**Exercise requirements**
a) List every problem that the stent-graft excerpt says was not observed in the paragraph beginning "No significant kinking."
b) In one to three sentences, explain why, according to the stent-graft excerpt, 2 patients received blind broad-spectrum antibiotics.
c) Continue the stent-graft excerpt from the point where it ends.

**Excerpt**
Segment Open
Hospital Stay Duration After Procedure
Seven patients could be discharged in good condition between postoperative days 3 and 10, after performance of a spiral CT examination. The 2 remaining patients had to stay in hospital for several weeks because of coexisting diseases. Pseudoaneurysmal lumen thrombosis was found in all cases on follow-up TEE and CT control examinations.

Complications and Management
No death, neurological complication, or infection was observed, but early after intervention, fever, neutrophilic hyperleukocytosis, and biological inflammatory syndrome for 1 to 5 days (mean, 2.7 days) were observed in 3 patients; no causal infectious agent could be identified. Blind broad-spectrum antibiotics were given to 2 patients to cover an eventual stent-graft infection. The significance of these features is uncertain, but they could be related to the "postimplantation syndrome" described in stent grafting for abdominal aortic aneurysms.21

No significant kinking, twisting, stenosis, intragraft thrombosis, migration, perigraft leak, pseudoaneurysmal expansion, or rupture was observed. Three patients showed minimal deformity of the inner face of the stent graft in front of the aortic rupture due to the complete expansion of the graft, without significant stenosis either at end of procedure or on follow-up imaging controls.
Segment Closed
**Supplied data**
Segment Open
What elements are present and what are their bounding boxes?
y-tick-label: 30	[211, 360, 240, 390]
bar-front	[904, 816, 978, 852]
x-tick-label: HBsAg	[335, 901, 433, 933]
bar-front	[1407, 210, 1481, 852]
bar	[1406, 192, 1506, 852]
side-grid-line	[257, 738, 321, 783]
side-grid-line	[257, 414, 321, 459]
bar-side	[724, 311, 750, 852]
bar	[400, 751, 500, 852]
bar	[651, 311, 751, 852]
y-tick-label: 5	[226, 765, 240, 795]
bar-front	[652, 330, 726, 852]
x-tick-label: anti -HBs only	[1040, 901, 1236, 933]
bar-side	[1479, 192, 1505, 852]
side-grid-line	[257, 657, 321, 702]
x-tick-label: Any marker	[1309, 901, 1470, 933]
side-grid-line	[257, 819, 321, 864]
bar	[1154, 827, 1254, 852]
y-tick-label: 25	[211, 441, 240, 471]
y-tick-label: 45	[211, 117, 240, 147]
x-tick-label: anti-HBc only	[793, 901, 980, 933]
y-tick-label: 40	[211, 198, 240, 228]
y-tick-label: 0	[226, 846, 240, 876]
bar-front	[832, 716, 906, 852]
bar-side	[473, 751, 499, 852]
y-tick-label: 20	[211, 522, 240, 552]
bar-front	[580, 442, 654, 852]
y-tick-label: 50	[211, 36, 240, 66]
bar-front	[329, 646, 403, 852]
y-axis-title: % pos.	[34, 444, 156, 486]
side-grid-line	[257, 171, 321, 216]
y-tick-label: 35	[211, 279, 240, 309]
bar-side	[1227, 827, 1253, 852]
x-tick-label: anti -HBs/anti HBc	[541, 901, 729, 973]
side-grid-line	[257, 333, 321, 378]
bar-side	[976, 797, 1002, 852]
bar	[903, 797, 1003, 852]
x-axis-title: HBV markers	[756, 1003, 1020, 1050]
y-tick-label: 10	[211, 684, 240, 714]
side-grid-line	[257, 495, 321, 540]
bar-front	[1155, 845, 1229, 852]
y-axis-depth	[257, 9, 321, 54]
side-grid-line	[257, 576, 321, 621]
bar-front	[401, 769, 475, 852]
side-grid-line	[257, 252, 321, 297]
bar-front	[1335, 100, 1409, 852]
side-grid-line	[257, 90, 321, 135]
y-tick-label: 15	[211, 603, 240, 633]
Segment Closed
**Answers**
a)
- Kinking
- Twisting
- Stenosis
- Intragraft thrombosis
- Migration
- Perigraft leak
- Pseudoaneurysmal expansion
- Rupture

b) The antibiotics were given to cover an eventual stent-graft infection. Early after the intervention, these patients had fever, neutrophilic hyperleukocytosis and biological inflammatory syndrome, but no causal infectious agent could be identified.

c)
Two major complications were observed. (1) In 1 patient, the covered part of the stent graft encroached on the left subclavian artery aortic ostium, necessitating further placement of 2 Palmaz stents to open the Dacron at this level; patency was later shown on arteriographic and CT controls. In the same patient, occlusion of the left superficial brachial artery occurred at the puncture site and was treated only medically. Follow-up clinical examinations and color Doppler ultrasounds (up to 15 months later) showed downstream reentry, weak but present radial and cubital pulses, and moderately asymmetrical systolic pressures (150 mm Hg in the right arm versus 120 mm Hg in the left). (2) In 1 patient with a past history of severe septic context and neurological impairment, acute compression of the left main bronchus and homolateral pulmonary atelectasis occurred soon after the procedure; it was believed to be related to a sudden rise in pressure inside the freshly thrombosed pseudoaneurysmal sac. A Dumon endobronchial silicone stent was placed with good clinical and bronchoscopic results; it was retrieved 3 months later.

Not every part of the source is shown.